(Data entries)
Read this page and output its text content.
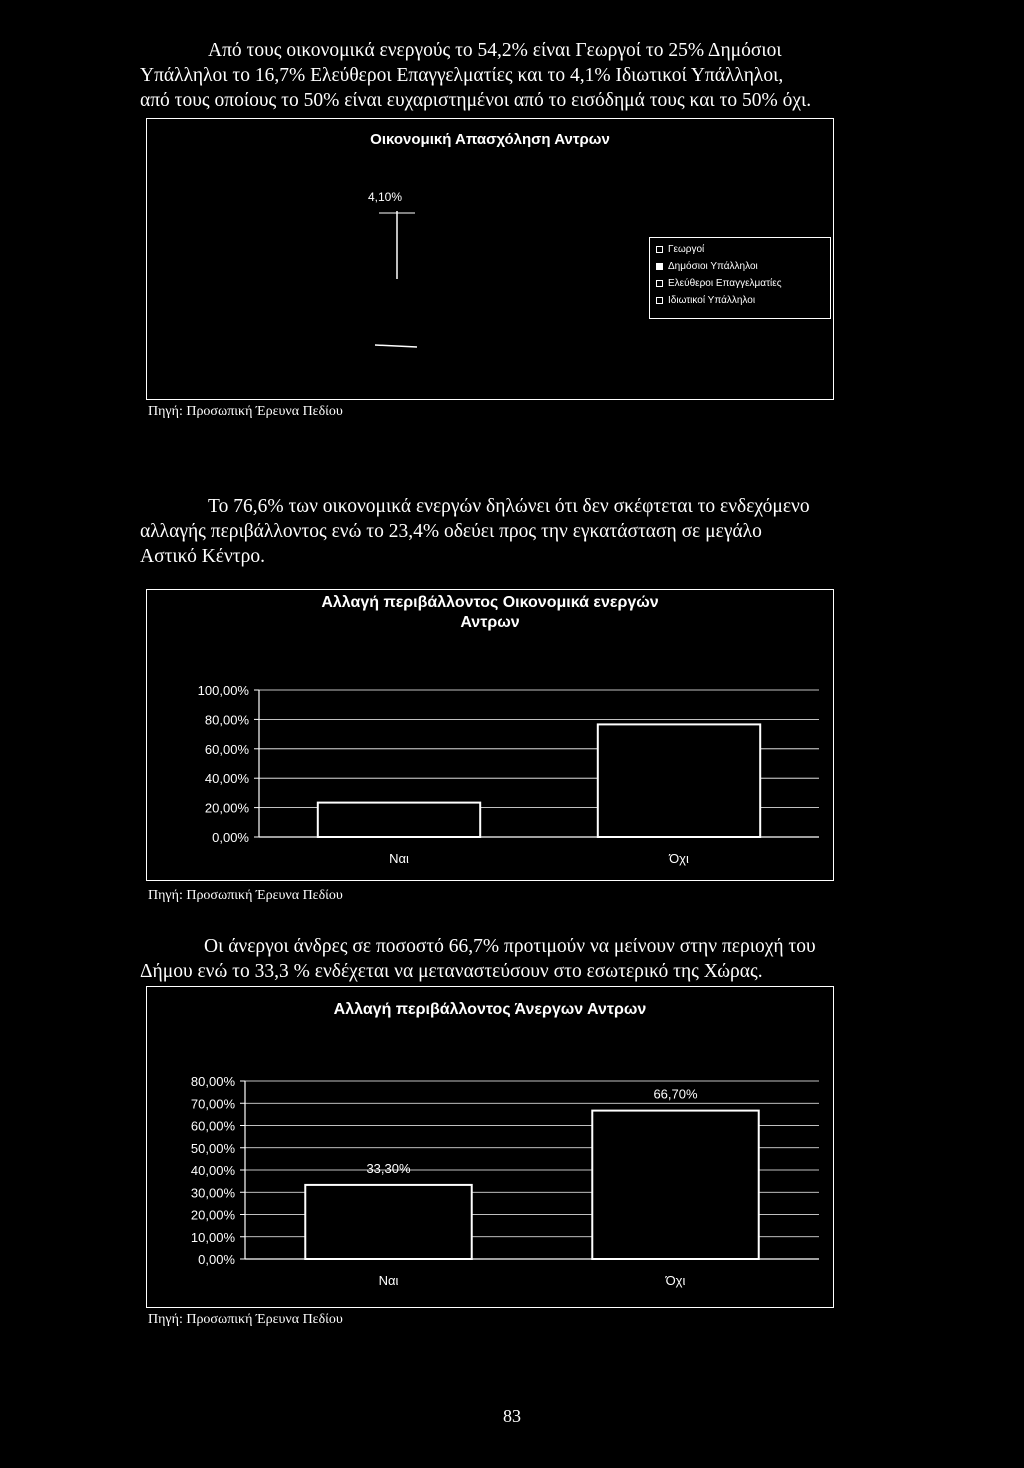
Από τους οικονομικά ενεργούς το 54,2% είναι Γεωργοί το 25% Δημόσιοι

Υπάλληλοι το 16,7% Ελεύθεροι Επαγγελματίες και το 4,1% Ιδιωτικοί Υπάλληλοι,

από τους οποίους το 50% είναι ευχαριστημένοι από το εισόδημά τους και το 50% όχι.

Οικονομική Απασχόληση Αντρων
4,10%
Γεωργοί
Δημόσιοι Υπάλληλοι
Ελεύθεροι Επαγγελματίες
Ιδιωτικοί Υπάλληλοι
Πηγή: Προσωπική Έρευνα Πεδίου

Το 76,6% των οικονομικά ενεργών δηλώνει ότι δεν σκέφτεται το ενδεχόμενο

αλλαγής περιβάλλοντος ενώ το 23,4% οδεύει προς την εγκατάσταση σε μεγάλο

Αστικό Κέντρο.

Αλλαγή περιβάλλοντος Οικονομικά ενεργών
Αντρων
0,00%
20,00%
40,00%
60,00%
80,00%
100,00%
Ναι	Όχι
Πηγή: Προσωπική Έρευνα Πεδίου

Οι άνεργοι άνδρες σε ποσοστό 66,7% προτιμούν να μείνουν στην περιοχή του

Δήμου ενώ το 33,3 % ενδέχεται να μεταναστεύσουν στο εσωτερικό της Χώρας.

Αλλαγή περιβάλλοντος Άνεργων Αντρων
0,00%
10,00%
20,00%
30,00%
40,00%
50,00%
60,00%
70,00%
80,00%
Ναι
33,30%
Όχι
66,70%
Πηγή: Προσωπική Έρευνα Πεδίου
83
==
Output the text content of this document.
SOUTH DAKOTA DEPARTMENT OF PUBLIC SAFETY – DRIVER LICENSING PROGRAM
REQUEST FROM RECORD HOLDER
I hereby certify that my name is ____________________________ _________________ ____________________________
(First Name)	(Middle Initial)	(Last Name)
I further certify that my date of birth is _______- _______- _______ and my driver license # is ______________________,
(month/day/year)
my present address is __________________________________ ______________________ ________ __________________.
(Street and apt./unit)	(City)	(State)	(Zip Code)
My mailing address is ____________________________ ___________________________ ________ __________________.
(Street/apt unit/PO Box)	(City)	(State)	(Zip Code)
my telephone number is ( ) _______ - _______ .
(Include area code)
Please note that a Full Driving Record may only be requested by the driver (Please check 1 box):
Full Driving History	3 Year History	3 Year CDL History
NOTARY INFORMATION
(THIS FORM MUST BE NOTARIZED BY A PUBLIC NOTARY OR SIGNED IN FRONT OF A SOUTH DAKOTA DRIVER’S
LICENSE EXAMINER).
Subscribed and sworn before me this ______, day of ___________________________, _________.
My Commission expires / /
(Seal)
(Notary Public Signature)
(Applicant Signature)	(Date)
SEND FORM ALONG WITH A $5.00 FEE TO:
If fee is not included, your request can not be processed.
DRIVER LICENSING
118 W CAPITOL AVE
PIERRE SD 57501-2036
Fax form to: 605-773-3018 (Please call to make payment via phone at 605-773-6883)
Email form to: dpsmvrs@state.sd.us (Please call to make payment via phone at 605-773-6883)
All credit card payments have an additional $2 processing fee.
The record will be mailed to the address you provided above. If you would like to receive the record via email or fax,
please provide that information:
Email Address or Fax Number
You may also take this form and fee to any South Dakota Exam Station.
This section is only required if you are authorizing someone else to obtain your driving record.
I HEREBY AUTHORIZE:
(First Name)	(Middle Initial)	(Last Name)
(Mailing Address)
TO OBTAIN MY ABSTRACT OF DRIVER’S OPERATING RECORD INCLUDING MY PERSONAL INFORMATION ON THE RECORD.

= YOUR INSTRUCTIONS =
Pull out each line holding the string "unit".

= OUTPUT BELOW =
(Street and apt./unit)	(City)	(State)	(Zip Code)
(Street/apt unit/PO Box)	(City)	(State)	(Zip Code)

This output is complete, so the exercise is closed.